## READING TEXT
Below is a conceptual proof of the irrationality of square-roots. It shows that this result follows immediately from unique fractionization -- the uniqueness of the denominator of any reduced fraction -- i.e. the least denominator divides every denominator. This in turn follows from the key fact that the set of all possible denominators of a fraction is closed under subtraction so comprises an ideal of $\,\mathbb Z,\,$ necessarily principal, since $\,\mathbb Z\,$ is a $\rm PID$. But we can easily eliminate this highbrow language to obtain the following conceptual high-school level proof:

Theorem $\$ Let $\;\rm n\in\mathbb N.\;$ Then $\;\rm r = \sqrt{n}\;$ is integral if rational.

Proof $\$ Consider the set $\rm D$ of all the possible denominators $\rm d$ for $\rm r, \;$ i.e. $\;\rm D = \{\, d\in\mathbb Z \;:\: dr \in \mathbb Z\,\}$. Note $\rm D$ is closed under subtraction: $\rm\, d,e \in D\, \Rightarrow\, dr,\,er\in\mathbb Z \,\Rightarrow\, (d-e)\:r = dr - er \in\mathbb Z.\;$ Further $\rm d\in D \,\Rightarrow\, dr\in D\,$ since $\rm\, (dr)r = dn\in\mathbb Z \;$ by $\;\rm r^2 = n\in\mathbb Z.\;$ Therefore, invoking the Lemma below, with $\rm d$ the least positive element in $\rm D,$ we infer that $\;\rm d\,|\,dr \;$ in $\mathbb Z,\;$ i.e. $\rm\ r = (dr)/d \in\mathbb Z.\quad$ QED

Lemma $\$ Suppose $\;\rm D\subset\mathbb Z \;$ is closed under subtraction and that $\rm D$ contains a nonzero element.

## SET TASK A
In the square-root proof, under which operation is the set of all possible denominators closed?
## SET TASK B
Reproduce the square-root proof word for word, starting with "Below is a conceptual" and going on through "integral if rational.".

## DATA PROVIDED
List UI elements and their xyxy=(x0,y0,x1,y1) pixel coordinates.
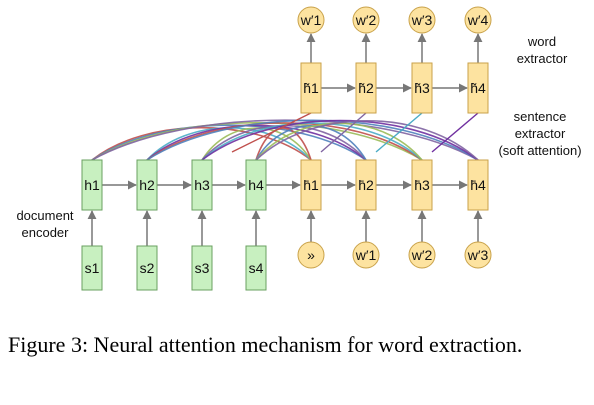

## FULL ANSWER A
Subtraction.

## FULL ANSWER B
Below is a conceptual proof of the irrationality of square-roots. It shows that this result follows immediately from unique fractionization -- the uniqueness of the denominator of any reduced fraction -- i.e. the least denominator divides every denominator. This in turn follows from the key fact that the set of all possible denominators of a fraction is closed under subtraction so comprises an ideal of $\,\mathbb Z,\,$ necessarily principal, since $\,\mathbb Z\,$ is a $\rm PID$. But we can easily eliminate this highbrow language to obtain the following conceptual high-school level proof:

Theorem $\$ Let $\;\rm n\in\mathbb N.\;$ Then $\;\rm r = \sqrt{n}\;$ is integral if rational.